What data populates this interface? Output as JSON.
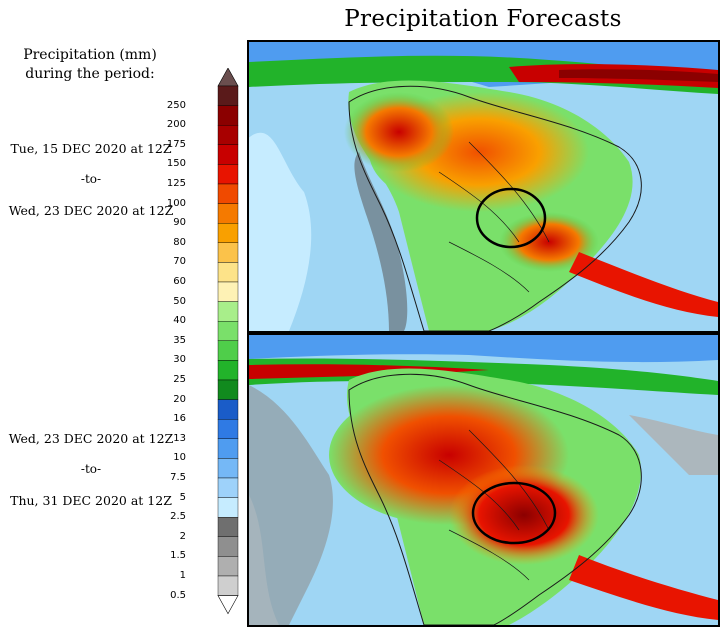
{
  "title": "Precipitation Forecasts",
  "legend": {
    "heading_line1": "Precipitation (mm)",
    "heading_line2": "during the period:",
    "unit": "mm",
    "labels": [
      "250",
      "200",
      "175",
      "150",
      "125",
      "100",
      "90",
      "80",
      "70",
      "60",
      "50",
      "40",
      "35",
      "30",
      "25",
      "20",
      "16",
      "13",
      "10",
      "7.5",
      "5",
      "2.5",
      "2",
      "1.5",
      "1",
      "0.5"
    ],
    "colors": [
      "#5a1a1a",
      "#8b0000",
      "#a80000",
      "#c80000",
      "#e81400",
      "#f04a00",
      "#f57a00",
      "#f9a000",
      "#fbc24a",
      "#fde389",
      "#fef2b5",
      "#a8ee8a",
      "#7ae06a",
      "#4fce4a",
      "#22b32a",
      "#118a1e",
      "#1a5cc8",
      "#2f7ae4",
      "#4f9cf0",
      "#75b8f6",
      "#9ed2fa",
      "#c6ecff",
      "#6f6f6f",
      "#8f8f8f",
      "#afafaf",
      "#cfcfcf"
    ]
  },
  "periods": [
    {
      "start": "Tue, 15 DEC 2020 at 12Z",
      "separator": "-to-",
      "end": "Wed, 23 DEC 2020 at 12Z"
    },
    {
      "start": "Wed, 23 DEC 2020 at 12Z",
      "separator": "-to-",
      "end": "Thu, 31 DEC 2020 at 12Z"
    }
  ],
  "maps": [
    {
      "region": "South America",
      "highlight": "Central-west Brazil"
    },
    {
      "region": "South America",
      "highlight": "Central-west Brazil"
    }
  ]
}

----------------

**Challenge**
Leave the pictures out, and transcribe each of the records exactly.

**Response**
What data populates this interface? Output as JSON.
{
  "title": "Precipitation Forecasts",
  "legend": {
    "heading_line1": "Precipitation (mm)",
    "heading_line2": "during the period:",
    "unit": "mm",
    "labels": [
      "250",
      "200",
      "175",
      "150",
      "125",
      "100",
      "90",
      "80",
      "70",
      "60",
      "50",
      "40",
      "35",
      "30",
      "25",
      "20",
      "16",
      "13",
      "10",
      "7.5",
      "5",
      "2.5",
      "2",
      "1.5",
      "1",
      "0.5"
    ],
    "colors": [
      "#5a1a1a",
      "#8b0000",
      "#a80000",
      "#c80000",
      "#e81400",
      "#f04a00",
      "#f57a00",
      "#f9a000",
      "#fbc24a",
      "#fde389",
      "#fef2b5",
      "#a8ee8a",
      "#7ae06a",
      "#4fce4a",
      "#22b32a",
      "#118a1e",
      "#1a5cc8",
      "#2f7ae4",
      "#4f9cf0",
      "#75b8f6",
      "#9ed2fa",
      "#c6ecff",
      "#6f6f6f",
      "#8f8f8f",
      "#afafaf",
      "#cfcfcf"
    ]
  },
  "periods": [
    {
      "start": "Tue, 15 DEC 2020 at 12Z",
      "separator": "-to-",
      "end": "Wed, 23 DEC 2020 at 12Z"
    },
    {
      "start": "Wed, 23 DEC 2020 at 12Z",
      "separator": "-to-",
      "end": "Thu, 31 DEC 2020 at 12Z"
    }
  ],
  "maps": [
    {
      "region": "South America",
      "highlight": "Central-west Brazil"
    },
    {
      "region": "South America",
      "highlight": "Central-west Brazil"
    }
  ]
}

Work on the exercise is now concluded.